### PROVIDED DATA
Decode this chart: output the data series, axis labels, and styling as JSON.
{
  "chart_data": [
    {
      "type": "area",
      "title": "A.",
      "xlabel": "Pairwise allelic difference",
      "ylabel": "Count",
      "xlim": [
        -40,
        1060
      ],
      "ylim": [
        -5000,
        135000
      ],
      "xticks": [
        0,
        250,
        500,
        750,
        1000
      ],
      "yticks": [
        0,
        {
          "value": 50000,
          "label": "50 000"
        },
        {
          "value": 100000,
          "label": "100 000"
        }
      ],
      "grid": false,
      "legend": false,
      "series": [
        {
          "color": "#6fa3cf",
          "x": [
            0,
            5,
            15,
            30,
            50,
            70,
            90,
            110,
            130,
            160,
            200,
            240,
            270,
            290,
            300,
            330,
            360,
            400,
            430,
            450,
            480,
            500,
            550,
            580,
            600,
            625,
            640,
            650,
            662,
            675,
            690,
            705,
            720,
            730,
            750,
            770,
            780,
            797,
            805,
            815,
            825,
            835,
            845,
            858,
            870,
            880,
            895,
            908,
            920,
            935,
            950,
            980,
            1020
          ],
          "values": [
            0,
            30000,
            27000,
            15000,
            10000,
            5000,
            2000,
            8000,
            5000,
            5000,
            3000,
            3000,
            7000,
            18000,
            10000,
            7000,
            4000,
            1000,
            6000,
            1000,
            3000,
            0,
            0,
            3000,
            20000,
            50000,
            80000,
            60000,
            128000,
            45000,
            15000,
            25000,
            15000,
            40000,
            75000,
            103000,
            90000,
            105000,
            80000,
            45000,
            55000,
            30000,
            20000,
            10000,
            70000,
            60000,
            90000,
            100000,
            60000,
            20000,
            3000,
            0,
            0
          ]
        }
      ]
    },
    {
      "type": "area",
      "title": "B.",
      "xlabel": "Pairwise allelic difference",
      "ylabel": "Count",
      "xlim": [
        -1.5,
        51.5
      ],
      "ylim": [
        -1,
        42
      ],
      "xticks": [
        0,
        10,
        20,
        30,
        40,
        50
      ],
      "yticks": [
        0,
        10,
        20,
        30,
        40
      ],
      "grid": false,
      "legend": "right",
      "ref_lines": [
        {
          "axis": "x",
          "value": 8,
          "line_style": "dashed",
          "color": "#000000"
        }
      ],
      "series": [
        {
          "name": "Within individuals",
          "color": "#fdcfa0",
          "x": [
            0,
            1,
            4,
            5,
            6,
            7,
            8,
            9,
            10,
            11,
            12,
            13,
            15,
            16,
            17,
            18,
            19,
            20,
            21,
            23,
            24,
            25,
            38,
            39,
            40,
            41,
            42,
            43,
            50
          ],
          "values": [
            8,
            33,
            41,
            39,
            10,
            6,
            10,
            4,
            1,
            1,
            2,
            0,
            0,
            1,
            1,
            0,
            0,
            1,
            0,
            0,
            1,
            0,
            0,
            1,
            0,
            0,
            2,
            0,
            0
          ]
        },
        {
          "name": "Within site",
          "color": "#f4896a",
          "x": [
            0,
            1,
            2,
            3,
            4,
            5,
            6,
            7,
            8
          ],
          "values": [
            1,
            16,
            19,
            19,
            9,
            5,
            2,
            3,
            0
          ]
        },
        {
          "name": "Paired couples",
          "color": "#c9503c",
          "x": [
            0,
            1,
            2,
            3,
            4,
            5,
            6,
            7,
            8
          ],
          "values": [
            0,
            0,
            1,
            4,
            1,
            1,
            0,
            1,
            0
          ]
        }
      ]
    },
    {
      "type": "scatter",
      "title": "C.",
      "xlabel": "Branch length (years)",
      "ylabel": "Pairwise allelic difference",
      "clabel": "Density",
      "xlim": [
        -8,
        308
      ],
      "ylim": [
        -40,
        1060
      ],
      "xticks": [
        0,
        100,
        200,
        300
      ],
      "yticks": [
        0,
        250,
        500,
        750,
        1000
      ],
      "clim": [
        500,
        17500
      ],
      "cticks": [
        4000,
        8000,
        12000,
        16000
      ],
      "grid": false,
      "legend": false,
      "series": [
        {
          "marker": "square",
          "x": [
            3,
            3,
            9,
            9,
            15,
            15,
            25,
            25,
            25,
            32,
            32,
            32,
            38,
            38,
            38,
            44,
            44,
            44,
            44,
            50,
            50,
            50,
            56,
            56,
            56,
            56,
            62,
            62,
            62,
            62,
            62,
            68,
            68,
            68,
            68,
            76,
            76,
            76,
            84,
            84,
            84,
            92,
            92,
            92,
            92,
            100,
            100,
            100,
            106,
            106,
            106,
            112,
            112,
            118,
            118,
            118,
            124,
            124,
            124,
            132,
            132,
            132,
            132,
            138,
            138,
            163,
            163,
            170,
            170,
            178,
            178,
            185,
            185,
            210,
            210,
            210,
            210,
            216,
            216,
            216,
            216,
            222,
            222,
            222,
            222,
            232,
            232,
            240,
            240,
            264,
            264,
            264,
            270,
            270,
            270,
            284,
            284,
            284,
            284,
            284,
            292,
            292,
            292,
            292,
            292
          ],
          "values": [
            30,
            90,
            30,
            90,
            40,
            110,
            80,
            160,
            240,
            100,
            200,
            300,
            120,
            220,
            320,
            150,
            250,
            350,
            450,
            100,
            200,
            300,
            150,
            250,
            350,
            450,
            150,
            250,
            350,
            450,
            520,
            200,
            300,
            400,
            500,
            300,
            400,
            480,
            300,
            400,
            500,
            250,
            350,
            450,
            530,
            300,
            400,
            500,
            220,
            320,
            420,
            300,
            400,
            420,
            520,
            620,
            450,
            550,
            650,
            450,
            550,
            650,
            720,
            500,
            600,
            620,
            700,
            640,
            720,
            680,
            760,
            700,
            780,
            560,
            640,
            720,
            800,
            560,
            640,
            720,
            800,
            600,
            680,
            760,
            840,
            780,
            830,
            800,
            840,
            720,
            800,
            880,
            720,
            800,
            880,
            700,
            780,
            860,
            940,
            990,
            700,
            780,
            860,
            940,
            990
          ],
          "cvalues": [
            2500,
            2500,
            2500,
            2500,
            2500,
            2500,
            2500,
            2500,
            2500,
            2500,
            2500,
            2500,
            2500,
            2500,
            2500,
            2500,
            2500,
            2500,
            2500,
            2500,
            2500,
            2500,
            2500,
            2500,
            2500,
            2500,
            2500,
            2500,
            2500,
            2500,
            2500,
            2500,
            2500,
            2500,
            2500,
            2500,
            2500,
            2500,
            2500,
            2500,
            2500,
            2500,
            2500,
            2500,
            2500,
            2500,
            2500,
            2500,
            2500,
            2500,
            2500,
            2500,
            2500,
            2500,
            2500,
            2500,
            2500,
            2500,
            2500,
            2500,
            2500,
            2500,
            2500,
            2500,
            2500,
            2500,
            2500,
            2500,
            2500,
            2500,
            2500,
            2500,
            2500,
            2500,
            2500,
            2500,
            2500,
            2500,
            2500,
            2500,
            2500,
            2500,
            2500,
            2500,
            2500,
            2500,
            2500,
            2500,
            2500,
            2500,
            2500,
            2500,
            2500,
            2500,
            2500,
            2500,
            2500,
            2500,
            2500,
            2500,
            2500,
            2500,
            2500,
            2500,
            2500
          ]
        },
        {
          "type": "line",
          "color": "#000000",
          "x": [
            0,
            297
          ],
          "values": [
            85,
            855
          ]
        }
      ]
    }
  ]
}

### WHAT IS EXPECTED
Every line that holds the string "axis" should be returned.

### RESULT OF THE TASK
Decode this chart: output the data series, axis labels, and styling as JSON.
          "axis": "x",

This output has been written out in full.